• Given data:
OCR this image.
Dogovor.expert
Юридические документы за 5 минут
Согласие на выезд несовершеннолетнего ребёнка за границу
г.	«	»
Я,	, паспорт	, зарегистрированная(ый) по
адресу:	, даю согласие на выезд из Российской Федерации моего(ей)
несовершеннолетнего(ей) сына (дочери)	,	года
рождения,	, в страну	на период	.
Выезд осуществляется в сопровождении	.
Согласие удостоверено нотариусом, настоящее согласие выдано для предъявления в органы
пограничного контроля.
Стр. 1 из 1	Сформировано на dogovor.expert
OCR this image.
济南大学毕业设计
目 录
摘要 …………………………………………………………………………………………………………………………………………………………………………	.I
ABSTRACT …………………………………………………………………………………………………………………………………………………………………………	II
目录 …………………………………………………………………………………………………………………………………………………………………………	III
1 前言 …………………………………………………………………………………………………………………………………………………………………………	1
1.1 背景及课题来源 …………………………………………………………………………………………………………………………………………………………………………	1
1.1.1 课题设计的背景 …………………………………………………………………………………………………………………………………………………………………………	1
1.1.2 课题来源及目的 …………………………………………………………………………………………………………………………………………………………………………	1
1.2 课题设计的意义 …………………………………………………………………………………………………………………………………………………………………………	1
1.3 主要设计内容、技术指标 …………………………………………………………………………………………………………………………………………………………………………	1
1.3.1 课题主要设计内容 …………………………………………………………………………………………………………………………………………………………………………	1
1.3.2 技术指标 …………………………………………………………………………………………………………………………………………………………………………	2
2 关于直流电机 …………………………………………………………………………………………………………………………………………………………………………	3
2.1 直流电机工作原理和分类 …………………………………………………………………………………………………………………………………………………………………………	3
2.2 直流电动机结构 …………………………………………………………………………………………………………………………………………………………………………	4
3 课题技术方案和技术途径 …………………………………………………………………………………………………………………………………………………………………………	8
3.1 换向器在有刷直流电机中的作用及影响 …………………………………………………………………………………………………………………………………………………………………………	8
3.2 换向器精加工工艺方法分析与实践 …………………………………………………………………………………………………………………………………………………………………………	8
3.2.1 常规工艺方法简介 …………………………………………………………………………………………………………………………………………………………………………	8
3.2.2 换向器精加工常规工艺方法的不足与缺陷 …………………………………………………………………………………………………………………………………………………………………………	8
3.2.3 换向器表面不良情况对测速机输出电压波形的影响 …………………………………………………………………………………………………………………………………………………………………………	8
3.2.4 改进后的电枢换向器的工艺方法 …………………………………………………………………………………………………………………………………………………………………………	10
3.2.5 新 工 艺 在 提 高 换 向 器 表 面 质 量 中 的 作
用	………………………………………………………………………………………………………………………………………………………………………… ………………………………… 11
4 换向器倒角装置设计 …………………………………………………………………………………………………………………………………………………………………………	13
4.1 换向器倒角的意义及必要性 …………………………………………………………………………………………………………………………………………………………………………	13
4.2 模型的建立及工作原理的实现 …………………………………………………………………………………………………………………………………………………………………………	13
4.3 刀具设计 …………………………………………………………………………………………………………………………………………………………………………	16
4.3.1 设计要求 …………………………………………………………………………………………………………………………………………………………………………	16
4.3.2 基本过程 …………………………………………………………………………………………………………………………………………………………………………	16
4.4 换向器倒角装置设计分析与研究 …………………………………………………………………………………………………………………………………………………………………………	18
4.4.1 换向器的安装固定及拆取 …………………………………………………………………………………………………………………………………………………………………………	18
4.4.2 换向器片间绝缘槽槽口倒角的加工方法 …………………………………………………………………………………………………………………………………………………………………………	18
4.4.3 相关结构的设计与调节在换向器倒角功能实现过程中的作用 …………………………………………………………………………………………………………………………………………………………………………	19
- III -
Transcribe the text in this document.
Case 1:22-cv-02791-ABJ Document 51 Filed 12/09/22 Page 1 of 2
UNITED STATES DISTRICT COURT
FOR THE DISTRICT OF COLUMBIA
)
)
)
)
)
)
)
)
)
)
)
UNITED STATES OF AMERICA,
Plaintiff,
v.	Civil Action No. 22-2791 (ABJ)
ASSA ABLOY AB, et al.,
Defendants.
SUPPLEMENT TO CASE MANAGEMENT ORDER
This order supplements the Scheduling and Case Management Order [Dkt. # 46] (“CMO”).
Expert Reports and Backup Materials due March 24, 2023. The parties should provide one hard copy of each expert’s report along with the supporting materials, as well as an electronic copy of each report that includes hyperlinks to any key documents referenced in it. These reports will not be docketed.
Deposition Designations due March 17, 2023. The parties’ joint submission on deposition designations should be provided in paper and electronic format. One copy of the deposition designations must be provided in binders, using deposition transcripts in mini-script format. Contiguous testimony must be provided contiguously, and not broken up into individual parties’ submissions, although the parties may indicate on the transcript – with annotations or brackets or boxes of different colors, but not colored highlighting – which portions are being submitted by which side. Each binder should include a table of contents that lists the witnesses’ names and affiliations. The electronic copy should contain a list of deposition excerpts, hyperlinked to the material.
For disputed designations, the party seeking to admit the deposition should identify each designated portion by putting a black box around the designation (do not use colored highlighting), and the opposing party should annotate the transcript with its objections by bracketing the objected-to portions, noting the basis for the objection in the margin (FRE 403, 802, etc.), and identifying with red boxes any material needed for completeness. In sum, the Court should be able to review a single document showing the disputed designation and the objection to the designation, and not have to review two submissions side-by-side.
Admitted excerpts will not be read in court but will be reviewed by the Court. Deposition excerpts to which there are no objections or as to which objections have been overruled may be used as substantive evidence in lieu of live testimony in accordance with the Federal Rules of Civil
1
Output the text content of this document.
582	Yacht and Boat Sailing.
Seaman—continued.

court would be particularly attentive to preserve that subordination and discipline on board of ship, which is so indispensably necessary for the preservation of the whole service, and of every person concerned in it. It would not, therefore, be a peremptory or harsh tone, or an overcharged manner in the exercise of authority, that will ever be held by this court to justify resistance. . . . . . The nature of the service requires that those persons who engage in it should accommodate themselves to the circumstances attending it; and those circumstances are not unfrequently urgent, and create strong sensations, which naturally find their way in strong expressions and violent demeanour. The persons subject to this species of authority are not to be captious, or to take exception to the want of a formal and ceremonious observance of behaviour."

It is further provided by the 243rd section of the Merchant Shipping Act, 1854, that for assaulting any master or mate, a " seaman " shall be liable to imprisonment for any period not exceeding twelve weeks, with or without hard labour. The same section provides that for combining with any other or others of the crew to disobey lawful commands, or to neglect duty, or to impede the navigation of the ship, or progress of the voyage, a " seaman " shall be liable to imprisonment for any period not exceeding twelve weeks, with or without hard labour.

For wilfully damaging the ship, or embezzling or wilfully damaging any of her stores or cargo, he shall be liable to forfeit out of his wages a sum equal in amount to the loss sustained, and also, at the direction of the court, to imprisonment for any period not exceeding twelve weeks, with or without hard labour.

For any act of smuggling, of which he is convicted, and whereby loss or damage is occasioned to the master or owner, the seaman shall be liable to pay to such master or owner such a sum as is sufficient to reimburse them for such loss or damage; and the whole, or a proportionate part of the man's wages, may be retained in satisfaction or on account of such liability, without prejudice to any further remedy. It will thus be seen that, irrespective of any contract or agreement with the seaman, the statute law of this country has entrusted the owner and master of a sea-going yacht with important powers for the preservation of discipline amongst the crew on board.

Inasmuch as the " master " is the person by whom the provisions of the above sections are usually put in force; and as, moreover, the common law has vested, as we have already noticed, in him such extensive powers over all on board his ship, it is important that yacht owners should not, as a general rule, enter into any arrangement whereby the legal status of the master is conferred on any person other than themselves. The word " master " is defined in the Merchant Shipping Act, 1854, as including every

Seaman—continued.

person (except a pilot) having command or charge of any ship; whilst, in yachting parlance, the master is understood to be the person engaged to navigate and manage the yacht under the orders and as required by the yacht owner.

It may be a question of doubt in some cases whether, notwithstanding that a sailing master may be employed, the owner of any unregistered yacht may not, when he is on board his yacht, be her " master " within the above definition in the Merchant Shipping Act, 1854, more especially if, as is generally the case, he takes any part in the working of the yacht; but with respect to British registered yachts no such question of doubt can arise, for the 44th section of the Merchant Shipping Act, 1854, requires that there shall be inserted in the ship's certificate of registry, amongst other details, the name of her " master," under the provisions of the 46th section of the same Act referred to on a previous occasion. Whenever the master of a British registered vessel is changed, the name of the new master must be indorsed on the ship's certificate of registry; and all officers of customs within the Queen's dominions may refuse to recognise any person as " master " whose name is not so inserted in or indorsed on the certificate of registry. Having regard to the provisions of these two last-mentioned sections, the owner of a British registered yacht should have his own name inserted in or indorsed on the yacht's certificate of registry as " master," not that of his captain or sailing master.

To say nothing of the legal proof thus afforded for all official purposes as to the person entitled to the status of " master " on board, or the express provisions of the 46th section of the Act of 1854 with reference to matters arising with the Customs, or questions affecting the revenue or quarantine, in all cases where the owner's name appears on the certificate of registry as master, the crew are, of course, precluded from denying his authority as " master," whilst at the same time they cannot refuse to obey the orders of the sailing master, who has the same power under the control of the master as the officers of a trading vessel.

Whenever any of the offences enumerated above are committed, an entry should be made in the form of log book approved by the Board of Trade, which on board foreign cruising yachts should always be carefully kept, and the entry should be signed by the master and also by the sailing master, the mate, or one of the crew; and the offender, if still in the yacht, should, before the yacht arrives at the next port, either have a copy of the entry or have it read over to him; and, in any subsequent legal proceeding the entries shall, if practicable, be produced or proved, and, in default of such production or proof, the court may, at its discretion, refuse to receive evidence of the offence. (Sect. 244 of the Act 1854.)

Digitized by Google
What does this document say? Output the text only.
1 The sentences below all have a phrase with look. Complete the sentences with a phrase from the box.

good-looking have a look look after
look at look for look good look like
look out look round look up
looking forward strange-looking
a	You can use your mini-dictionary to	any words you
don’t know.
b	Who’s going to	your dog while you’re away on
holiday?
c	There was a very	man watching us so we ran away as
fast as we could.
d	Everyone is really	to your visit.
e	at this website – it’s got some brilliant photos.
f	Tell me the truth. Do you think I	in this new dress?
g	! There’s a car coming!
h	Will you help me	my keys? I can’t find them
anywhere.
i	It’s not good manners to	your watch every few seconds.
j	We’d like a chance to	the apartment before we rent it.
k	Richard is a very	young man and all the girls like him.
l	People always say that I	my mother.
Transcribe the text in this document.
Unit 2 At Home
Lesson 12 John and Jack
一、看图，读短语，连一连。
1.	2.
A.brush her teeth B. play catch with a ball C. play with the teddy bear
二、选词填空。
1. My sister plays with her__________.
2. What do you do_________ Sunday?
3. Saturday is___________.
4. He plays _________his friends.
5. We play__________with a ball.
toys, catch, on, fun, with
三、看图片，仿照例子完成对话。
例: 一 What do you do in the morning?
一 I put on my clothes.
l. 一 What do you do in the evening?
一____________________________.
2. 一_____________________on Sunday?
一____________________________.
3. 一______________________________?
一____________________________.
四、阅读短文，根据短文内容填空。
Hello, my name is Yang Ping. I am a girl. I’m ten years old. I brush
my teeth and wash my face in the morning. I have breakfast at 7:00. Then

• Task directions: From the records, copy every line that has the string "provided" in it.

• Exercise response:
Deposition Designations due March 17, 2023. The parties’ joint submission on deposition designations should be provided in paper and electronic format. One copy of the deposition designations must be provided in binders, using deposition transcripts in mini-script format. Contiguous testimony must be provided contiguously, and not broken up into individual parties’ submissions, although the parties may indicate on the transcript – with annotations or brackets or boxes of different colors, but not colored highlighting – which portions are being submitted by which side. Each binder should include a table of contents that lists the witnesses’ names and affiliations. The electronic copy should contain a list of deposition excerpts, hyperlinked to the material.
It is further provided by the 243rd section of the Merchant Shipping Act, 1854, that for assaulting any master or mate, a " seaman " shall be liable to imprisonment for any period not exceeding twelve weeks, with or without hard labour. The same section provides that for combining with any other or others of the crew to disobey lawful commands, or to neglect duty, or to impede the navigation of the ship, or progress of the voyage, a " seaman " shall be liable to imprisonment for any period not exceeding twelve weeks, with or without hard labour.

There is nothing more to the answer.